*** EXTRACTED TEXT ***

The first session of the conference was focused on broad issues.  Bryan Ward-Perkins outlined the overall aims of the Cult of Saints project and some of the ways that we hope to explore the intersection of hagiography and cult on the ground, while Bernard Flusin explored the connection between the so-called ‘epic’ Martyrdoms and cult practice (particularly as expressed in martyrs’ final prayers), and Arietta Papaconstantinou compared practice, as described in the Coptic Life of Viktor Stratelites and in a series of legal documents recording the donation of children to the monastery of St Phoibammon.  In the second session, the conference switched to some of the more extreme accretions of apocryphal material, looking at the rich accumulation of stories that developed around Joseph of Arimathea (in a paper by Anne-Catherine Baudoin) and around Stephen the first martyr (by Damien Labadie).  The third session was dedicated to collections of miracles, with Phil Booth examining the evidence for different collections developing around the same saints, sometimes with very varied agendas, and Ildikó Csepregi arguing for the central role of place in the development of the practice of incubation.

There followed a session on contested, or doubtful saints, with Nikolos Aleksidze showing how Armenians and Georgians, after the split between their churches, struggled to assert rival claims to the founder saints of Caucasian Christianity, and Vincent Déroche examining that curious branch of sanctity, the saloi or holy fools – saints who attracted little cult and who were described in hagiography more for moralising than cultic reasons.   The fifth, and penultimate, session was dedicated to the Lives and Martyrdoms of saints.  Pascal Boulhol introduced and examined the exceptionally rich hagiography of Nicomedia (which has produced a dossier of some thirty martyrdom accounts); Michael Williams explored the complex interplay between ‘reality’ and literary creation in Paulinus of Nola’s enhancement of the cult of Felix; and Robert Wiśniewski discussed the great popularity in the Latin west, but lack of subsequent cult, of the Lives of eastern monks, men who were admired and honoured, but not initially venerated.  In the final session, two eastern texts were examined from a literary angle, exploring the connections between ancient novelistic conventions and early hagiography: Koen De Temmerman unpicked the complex narratological structure of two accounts of Sinai monk-martyrs, and Flavia Ruani explored a Syriac story where an apparently incidental character attracted cult into the late 19th century, while the real ‘hero’ was quietly forgotten.  The two latter scholars work in Gent on another ERC project, Novel Saints – Ancient Novelistic Heroism in the Hagiography of Late Antiquity and the Early Middle Ages.

All in all, it was universally agreed that we had a highly successful conference, with wide-ranging and high-quality papers, closely focused on the central theme, which will make for a strong and useful published volume.  From the perspective of Cult of Saints this was certainly an important meeting, reminding us of the many and complex ways that cult practice and hagiography can interlink.

*** RECORD LIST ***

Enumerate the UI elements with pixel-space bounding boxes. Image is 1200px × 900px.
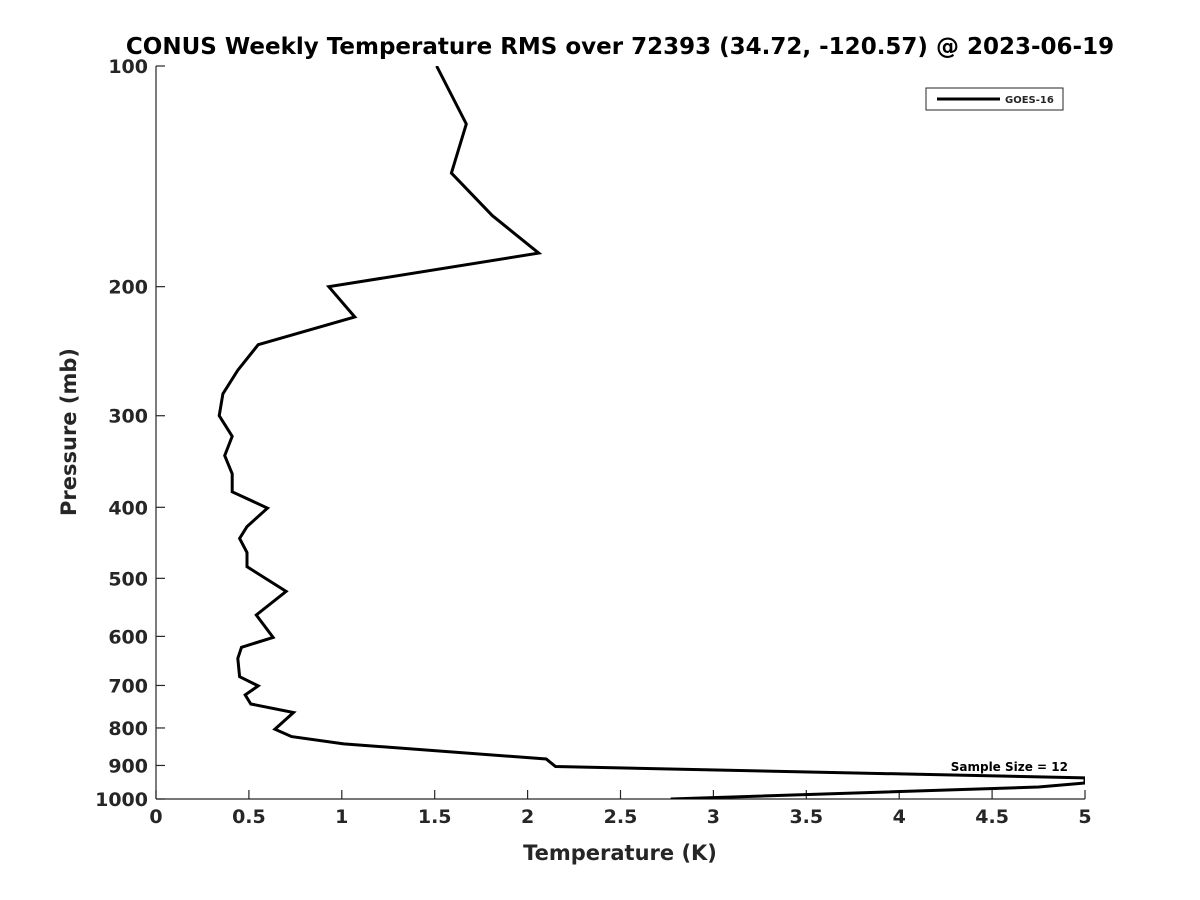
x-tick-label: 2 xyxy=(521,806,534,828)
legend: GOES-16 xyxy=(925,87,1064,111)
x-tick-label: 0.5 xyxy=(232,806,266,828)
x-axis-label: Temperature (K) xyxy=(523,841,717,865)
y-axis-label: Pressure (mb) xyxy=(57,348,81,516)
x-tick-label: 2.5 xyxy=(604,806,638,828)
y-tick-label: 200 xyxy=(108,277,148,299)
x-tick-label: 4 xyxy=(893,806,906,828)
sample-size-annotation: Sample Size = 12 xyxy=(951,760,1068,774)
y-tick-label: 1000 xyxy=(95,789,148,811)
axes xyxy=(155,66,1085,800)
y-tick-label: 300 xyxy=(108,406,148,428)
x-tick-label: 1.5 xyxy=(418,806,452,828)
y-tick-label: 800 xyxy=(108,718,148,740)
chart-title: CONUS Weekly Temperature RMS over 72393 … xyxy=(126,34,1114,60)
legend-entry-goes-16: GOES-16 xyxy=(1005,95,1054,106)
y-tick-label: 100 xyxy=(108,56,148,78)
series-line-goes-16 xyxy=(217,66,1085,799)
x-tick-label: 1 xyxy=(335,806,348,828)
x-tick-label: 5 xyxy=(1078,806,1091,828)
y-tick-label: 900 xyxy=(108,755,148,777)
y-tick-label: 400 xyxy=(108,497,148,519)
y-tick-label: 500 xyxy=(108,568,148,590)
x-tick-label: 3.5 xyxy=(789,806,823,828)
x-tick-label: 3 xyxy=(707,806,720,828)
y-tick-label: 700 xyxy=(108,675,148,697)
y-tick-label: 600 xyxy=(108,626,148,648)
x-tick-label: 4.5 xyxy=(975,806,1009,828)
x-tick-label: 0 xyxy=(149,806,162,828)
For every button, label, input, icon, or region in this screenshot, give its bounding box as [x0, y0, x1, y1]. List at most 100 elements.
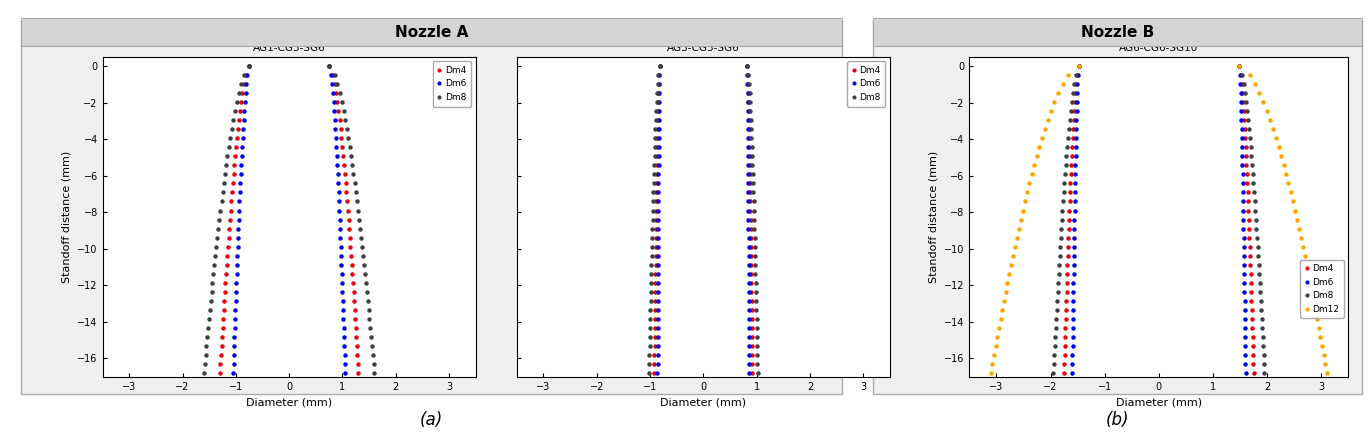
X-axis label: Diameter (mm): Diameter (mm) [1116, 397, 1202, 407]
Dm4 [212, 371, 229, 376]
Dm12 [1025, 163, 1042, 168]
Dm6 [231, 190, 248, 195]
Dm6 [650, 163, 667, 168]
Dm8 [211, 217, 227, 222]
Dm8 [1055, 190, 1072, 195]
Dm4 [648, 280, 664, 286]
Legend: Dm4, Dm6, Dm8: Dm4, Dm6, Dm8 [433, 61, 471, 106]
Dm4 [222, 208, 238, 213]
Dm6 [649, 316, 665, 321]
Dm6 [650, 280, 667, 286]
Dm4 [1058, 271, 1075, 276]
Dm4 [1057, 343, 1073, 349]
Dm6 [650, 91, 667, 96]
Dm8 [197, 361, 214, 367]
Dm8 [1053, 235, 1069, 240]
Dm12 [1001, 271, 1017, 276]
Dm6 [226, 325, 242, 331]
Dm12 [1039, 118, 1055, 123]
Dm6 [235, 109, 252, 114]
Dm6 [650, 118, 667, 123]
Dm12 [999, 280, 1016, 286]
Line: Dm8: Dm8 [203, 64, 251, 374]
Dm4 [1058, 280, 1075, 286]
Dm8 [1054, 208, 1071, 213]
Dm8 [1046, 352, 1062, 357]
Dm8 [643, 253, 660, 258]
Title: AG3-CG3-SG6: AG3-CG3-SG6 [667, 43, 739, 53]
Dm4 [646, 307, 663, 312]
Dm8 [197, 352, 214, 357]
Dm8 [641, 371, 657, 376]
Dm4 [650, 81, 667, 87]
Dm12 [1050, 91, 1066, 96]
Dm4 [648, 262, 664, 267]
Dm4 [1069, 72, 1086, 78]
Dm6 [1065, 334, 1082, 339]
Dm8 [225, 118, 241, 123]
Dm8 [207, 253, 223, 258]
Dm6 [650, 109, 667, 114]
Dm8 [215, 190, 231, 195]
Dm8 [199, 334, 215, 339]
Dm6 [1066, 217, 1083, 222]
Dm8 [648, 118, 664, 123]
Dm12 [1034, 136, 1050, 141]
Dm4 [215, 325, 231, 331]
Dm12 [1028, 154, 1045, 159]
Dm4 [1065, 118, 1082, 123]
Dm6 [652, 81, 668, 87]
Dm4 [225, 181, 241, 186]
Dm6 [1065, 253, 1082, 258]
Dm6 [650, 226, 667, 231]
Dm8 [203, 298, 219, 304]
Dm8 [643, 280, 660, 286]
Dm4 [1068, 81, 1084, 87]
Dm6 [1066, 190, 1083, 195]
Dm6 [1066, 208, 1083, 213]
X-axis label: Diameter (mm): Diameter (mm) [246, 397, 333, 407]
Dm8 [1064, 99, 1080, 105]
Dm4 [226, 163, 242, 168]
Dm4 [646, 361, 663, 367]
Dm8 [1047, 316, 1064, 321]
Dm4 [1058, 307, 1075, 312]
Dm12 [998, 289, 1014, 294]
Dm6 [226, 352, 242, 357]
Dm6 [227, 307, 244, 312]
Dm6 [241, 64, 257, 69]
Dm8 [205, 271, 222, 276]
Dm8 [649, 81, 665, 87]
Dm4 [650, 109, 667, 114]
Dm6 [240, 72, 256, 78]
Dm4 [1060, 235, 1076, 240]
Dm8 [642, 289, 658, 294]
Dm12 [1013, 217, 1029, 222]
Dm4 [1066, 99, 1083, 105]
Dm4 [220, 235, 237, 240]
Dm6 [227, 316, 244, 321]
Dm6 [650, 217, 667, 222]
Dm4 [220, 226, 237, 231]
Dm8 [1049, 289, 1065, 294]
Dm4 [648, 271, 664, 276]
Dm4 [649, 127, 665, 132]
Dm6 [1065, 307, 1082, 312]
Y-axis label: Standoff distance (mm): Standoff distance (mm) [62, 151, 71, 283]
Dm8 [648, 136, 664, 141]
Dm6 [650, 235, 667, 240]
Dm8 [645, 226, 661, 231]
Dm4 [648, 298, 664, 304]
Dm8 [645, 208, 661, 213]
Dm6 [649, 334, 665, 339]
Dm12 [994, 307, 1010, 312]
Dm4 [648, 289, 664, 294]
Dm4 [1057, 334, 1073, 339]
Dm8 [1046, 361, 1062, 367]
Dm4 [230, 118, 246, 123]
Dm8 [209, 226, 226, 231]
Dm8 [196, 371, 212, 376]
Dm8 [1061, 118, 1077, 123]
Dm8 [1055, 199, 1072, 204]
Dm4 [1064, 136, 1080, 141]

***

# PROBLEM SET
1. Reproduce the conference report starting at "All in all, it" and ending at "hagiography can interlink.", changing "meeting" to "gathering".
2. Using the conference report, answer these questions:
(a) Roughly how many martyrdom accounts are in the dossier produced by the hagiography of Nicomedia?
(b) To which monastery were children donated in the legal documents compared with the Coptic Life of Viktor Stratelites?
(c) In which city do Koen De Temmerman and Flavia Ruani work?

# SOLUTION LIST
1.
All in all, it was universally agreed that we had a highly successful conference, with wide-ranging and high-quality papers, closely focused on the central theme, which will make for a strong and useful published volume.  From the perspective of Cult of Saints this was certainly an important gathering, reminding us of the many and complex ways that cult practice and hagiography can interlink.

2.
(a) Some thirty.
(b) The monastery of St Phoibammon.
(c) Gent.